*TASK BRIEF*. What's needed is an exact copy of the lines from the one that contains "What text is on this page?" to the end of the data below, leaving the pictures out.

Data records
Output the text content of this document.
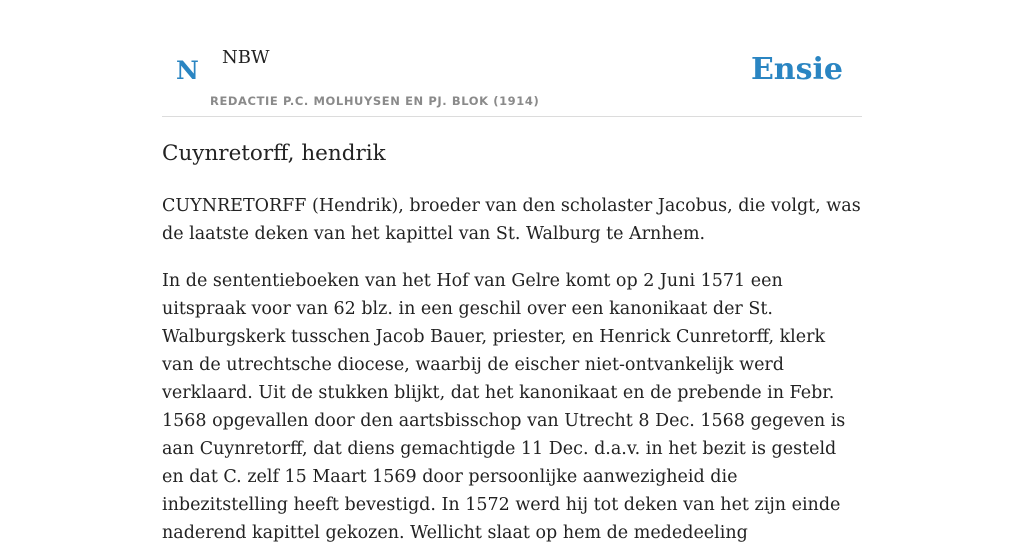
N NBW
REDACTIE P.C. MOLHUYSEN EN PJ. BLOK (1914)
Ensie
Cuynretorff, hendrik

CUYNRETORFF (Hendrik), broeder van den scholaster Jacobus, die volgt, was de laatste deken van het kapittel van St. Walburg te Arnhem.

In de sententieboeken van het Hof van Gelre komt op 2 Juni 1571 een uitspraak voor van 62 blz. in een geschil over een kanonikaat der St. Walburgskerk tusschen Jacob Bauer, priester, en Henrick Cunretorff, klerk van de utrechtsche diocese, waarbij de eischer niet-ontvankelijk werd verklaard. Uit de stukken blijkt, dat het kanonikaat en de prebende in Febr. 1568 opgevallen door den aartsbisschop van Utrecht 8 Dec. 1568 gegeven is aan Cuynretorff, dat diens gemachtigde 11 Dec. d.a.v. in het bezit is gesteld en dat C. zelf 15 Maart 1569 door persoonlijke aanwezigheid die inbezitstelling heeft bevestigd. In 1572 werd hij tot deken van het zijn einde naderend kapittel gekozen. Wellicht slaat op hem de mededeeling
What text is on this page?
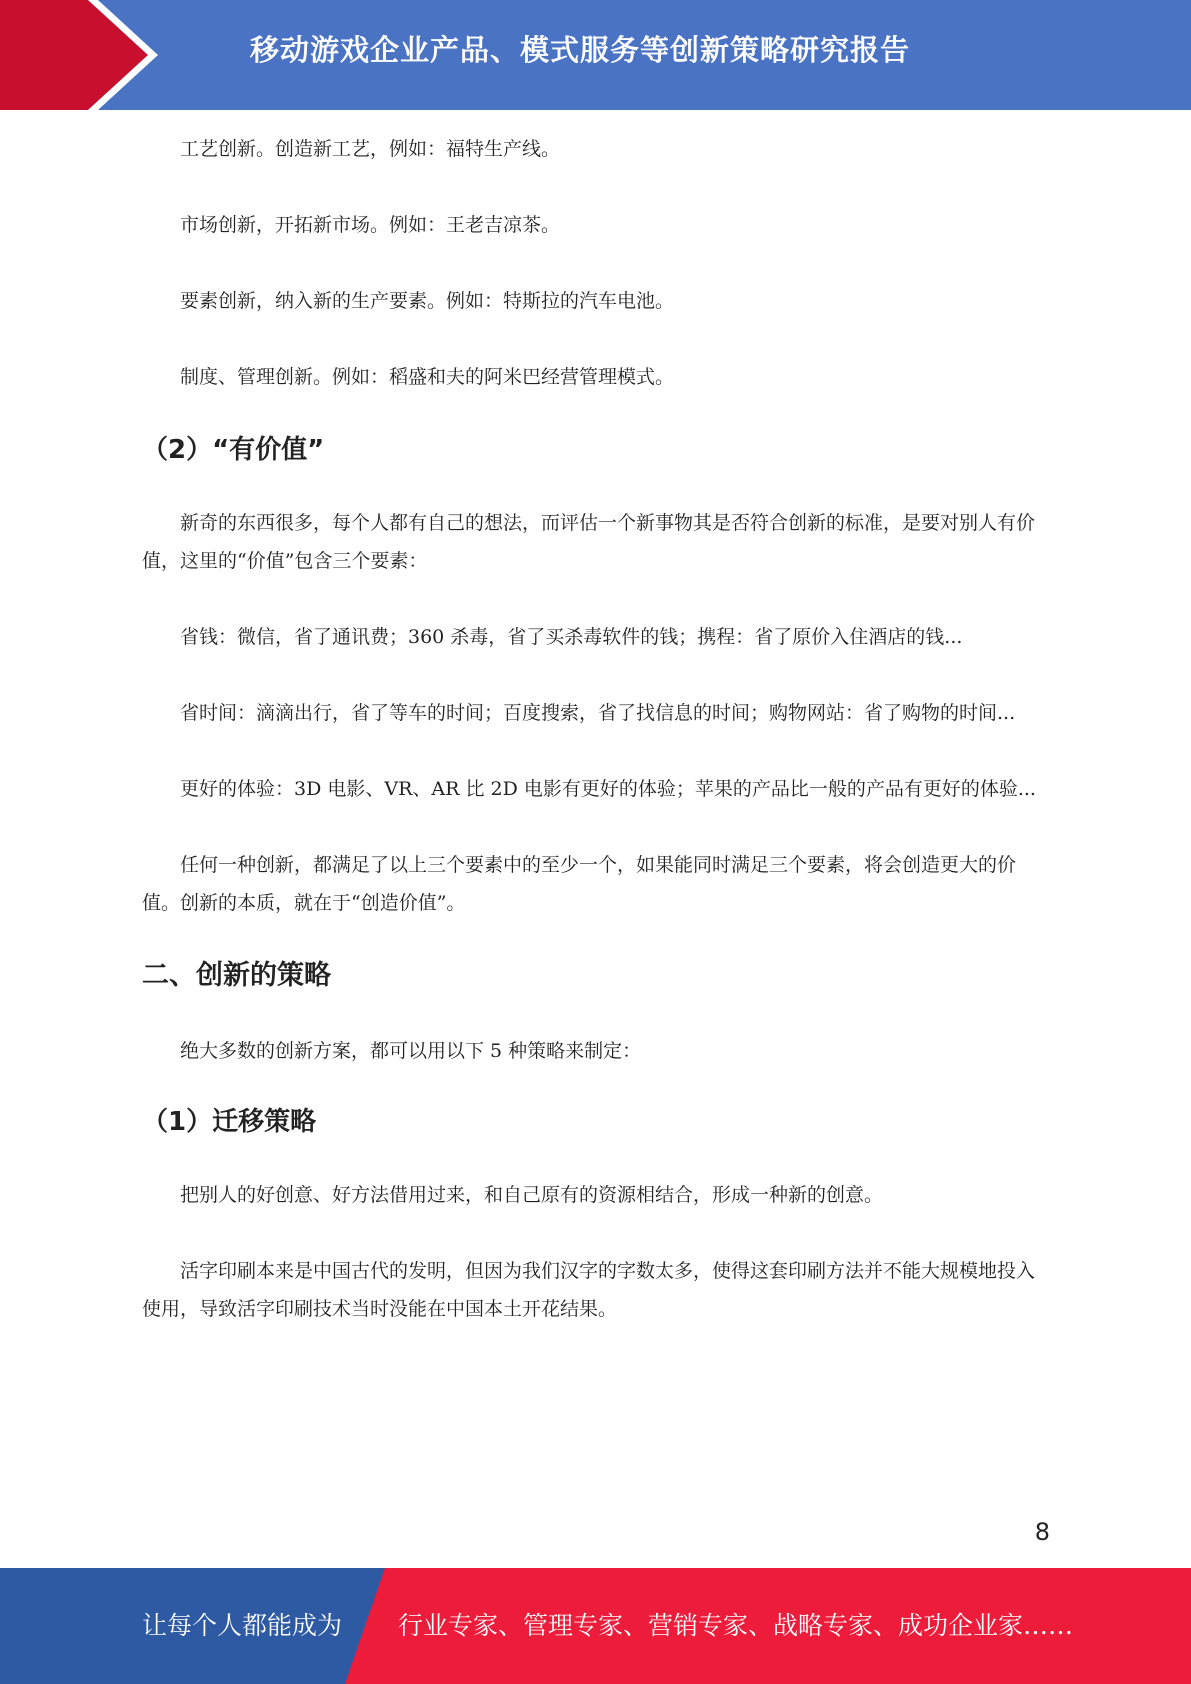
移动游戏企业产品、模式服务等创新策略研究报告

工艺创新。创造新工艺，例如：福特生产线。

市场创新，开拓新市场。例如：王老吉凉茶。

要素创新，纳入新的生产要素。例如：特斯拉的汽车电池。

制度、管理创新。例如：稻盛和夫的阿米巴经营管理模式。

（2）“有价值”

新奇的东西很多，每个人都有自己的想法，而评估一个新事物其是否符合创新的标准，是要对别人有价值，这里的“价值”包含三个要素：

省钱：微信，省了通讯费；360 杀毒，省了买杀毒软件的钱；携程：省了原价入住酒店的钱...

省时间：滴滴出行，省了等车的时间；百度搜索，省了找信息的时间；购物网站：省了购物的时间...

更好的体验：3D 电影、VR、AR 比 2D 电影有更好的体验；苹果的产品比一般的产品有更好的体验...

任何一种创新，都满足了以上三个要素中的至少一个，如果能同时满足三个要素，将会创造更大的价值。创新的本质，就在于“创造价值”。

二、创新的策略

绝大多数的创新方案，都可以用以下 5 种策略来制定：

（1）迁移策略

把别人的好创意、好方法借用过来，和自己原有的资源相结合，形成一种新的创意。

活字印刷本来是中国古代的发明，但因为我们汉字的字数太多，使得这套印刷方法并不能大规模地投入使用，导致活字印刷技术当时没能在中国本土开花结果。

8
让每个人都能成为 行业专家、管理专家、营销专家、战略专家、成功企业家……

*WRITTEN RESPONSE*.
What text is on this page?
移动游戏企业产品、模式服务等创新策略研究报告

工艺创新。创造新工艺，例如：福特生产线。

市场创新，开拓新市场。例如：王老吉凉茶。

要素创新，纳入新的生产要素。例如：特斯拉的汽车电池。

制度、管理创新。例如：稻盛和夫的阿米巴经营管理模式。

（2）“有价值”

新奇的东西很多，每个人都有自己的想法，而评估一个新事物其是否符合创新的标准，是要对别人有价值，这里的“价值”包含三个要素：

省钱：微信，省了通讯费；360 杀毒，省了买杀毒软件的钱；携程：省了原价入住酒店的钱...

省时间：滴滴出行，省了等车的时间；百度搜索，省了找信息的时间；购物网站：省了购物的时间...

更好的体验：3D 电影、VR、AR 比 2D 电影有更好的体验；苹果的产品比一般的产品有更好的体验...

任何一种创新，都满足了以上三个要素中的至少一个，如果能同时满足三个要素，将会创造更大的价值。创新的本质，就在于“创造价值”。

二、创新的策略

绝大多数的创新方案，都可以用以下 5 种策略来制定：

（1）迁移策略

把别人的好创意、好方法借用过来，和自己原有的资源相结合，形成一种新的创意。

活字印刷本来是中国古代的发明，但因为我们汉字的字数太多，使得这套印刷方法并不能大规模地投入使用，导致活字印刷技术当时没能在中国本土开花结果。

8
让每个人都能成为 行业专家、管理专家、营销专家、战略专家、成功企业家……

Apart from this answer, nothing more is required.